_Written problem:_
Write the records below out in full, character for character, with no pictures.

━━━━━ Data for the task

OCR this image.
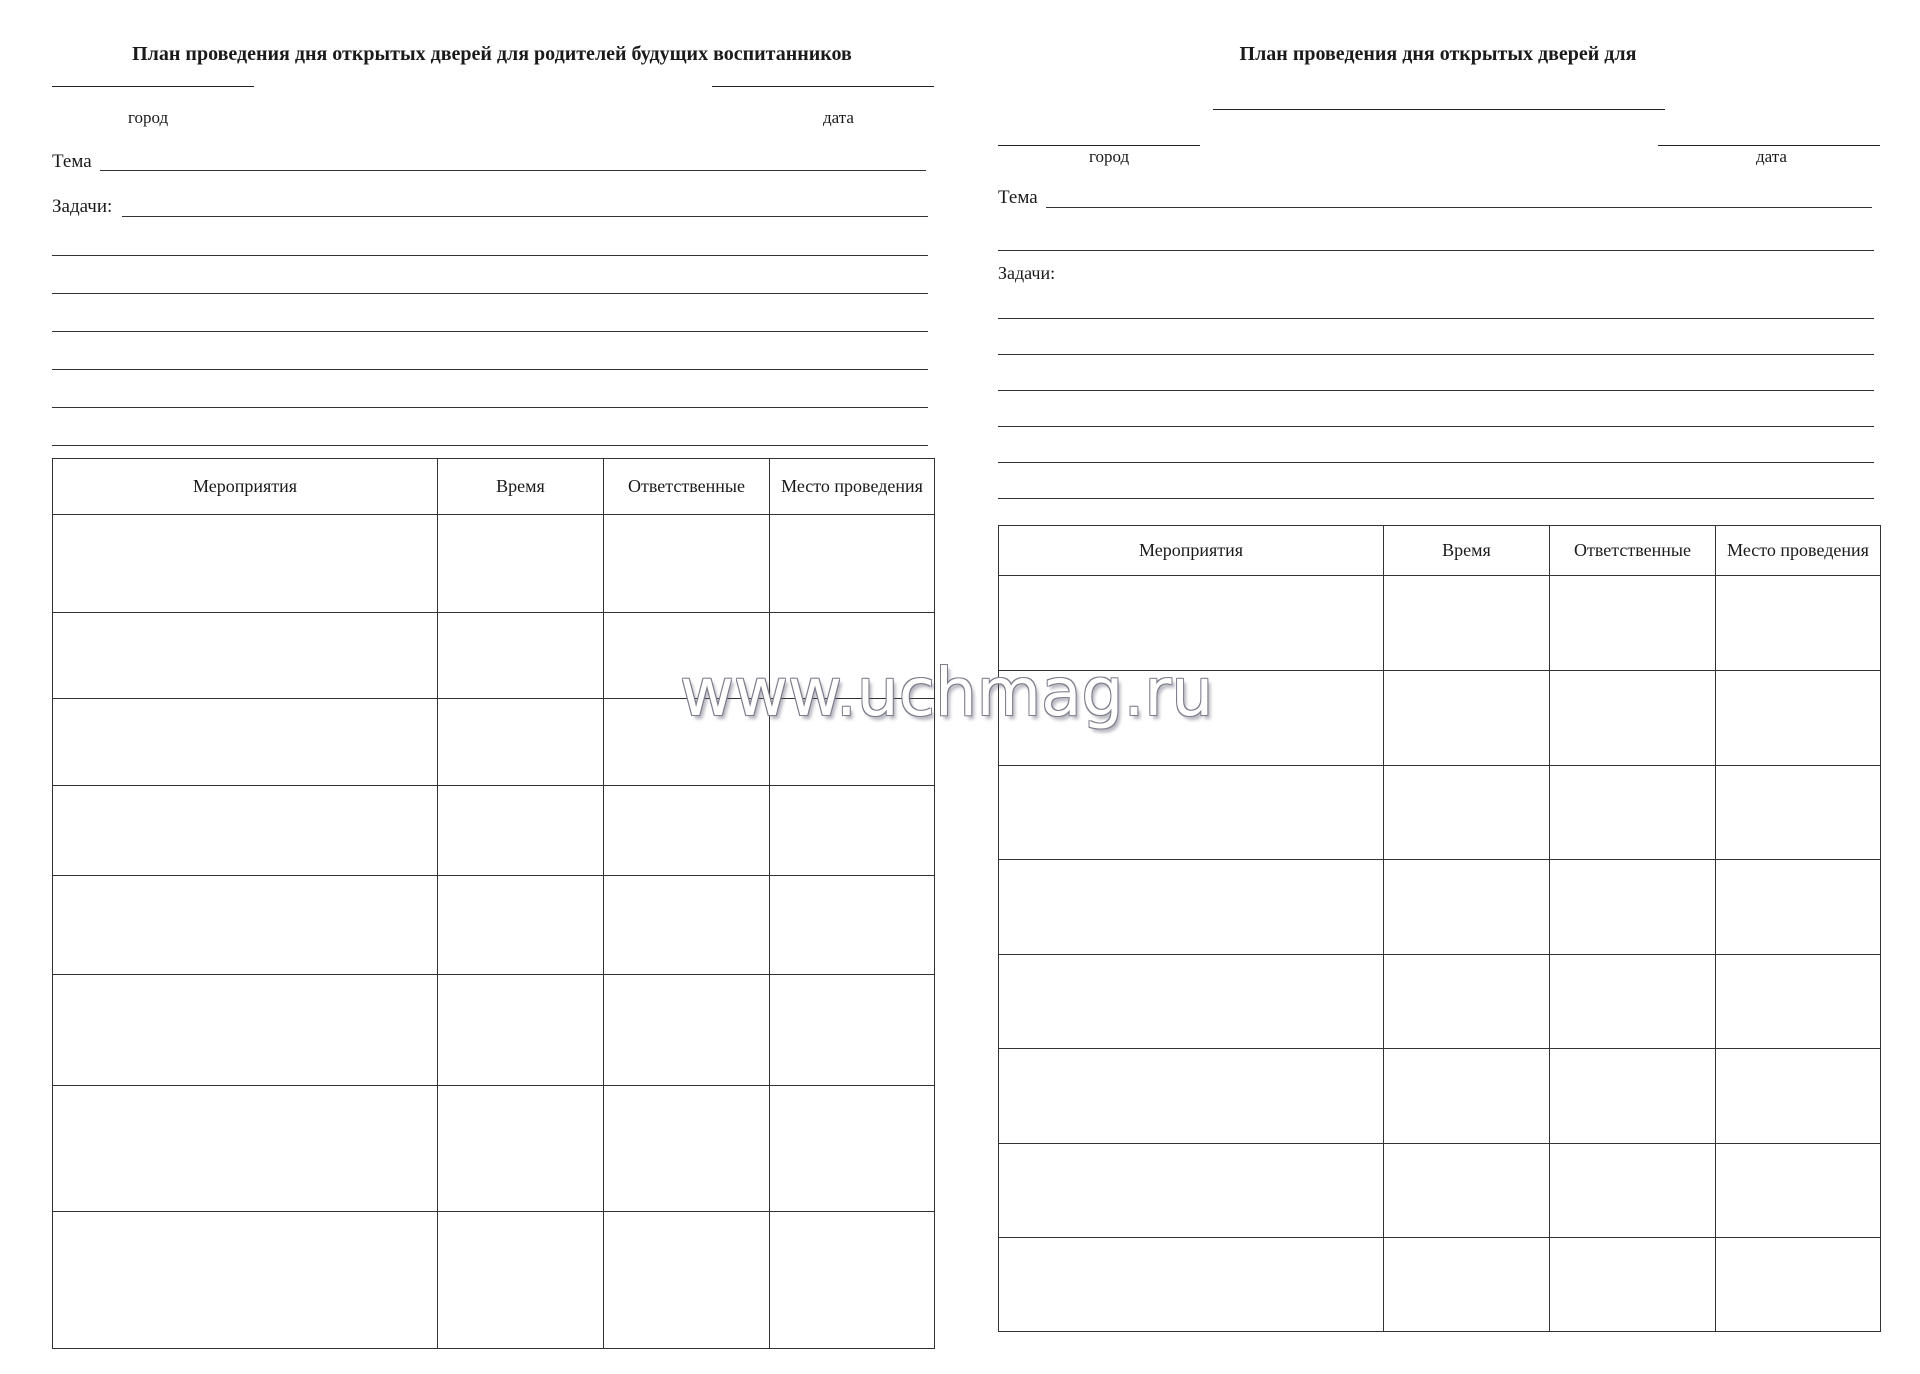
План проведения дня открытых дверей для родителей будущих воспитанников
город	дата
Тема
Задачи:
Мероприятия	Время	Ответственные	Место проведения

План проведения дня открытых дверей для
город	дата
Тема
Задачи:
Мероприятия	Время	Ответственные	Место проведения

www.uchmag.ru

━━━━━━━━━━

_Response for this exercise:_
OCR this image.
План проведения дня открытых дверей для родителей будущих воспитанников
город	дата
Тема
Задачи:
Мероприятия	Время	Ответственные	Место проведения

План проведения дня открытых дверей для
город	дата
Тема
Задачи:
Мероприятия	Время	Ответственные	Место проведения

www.uchmag.ru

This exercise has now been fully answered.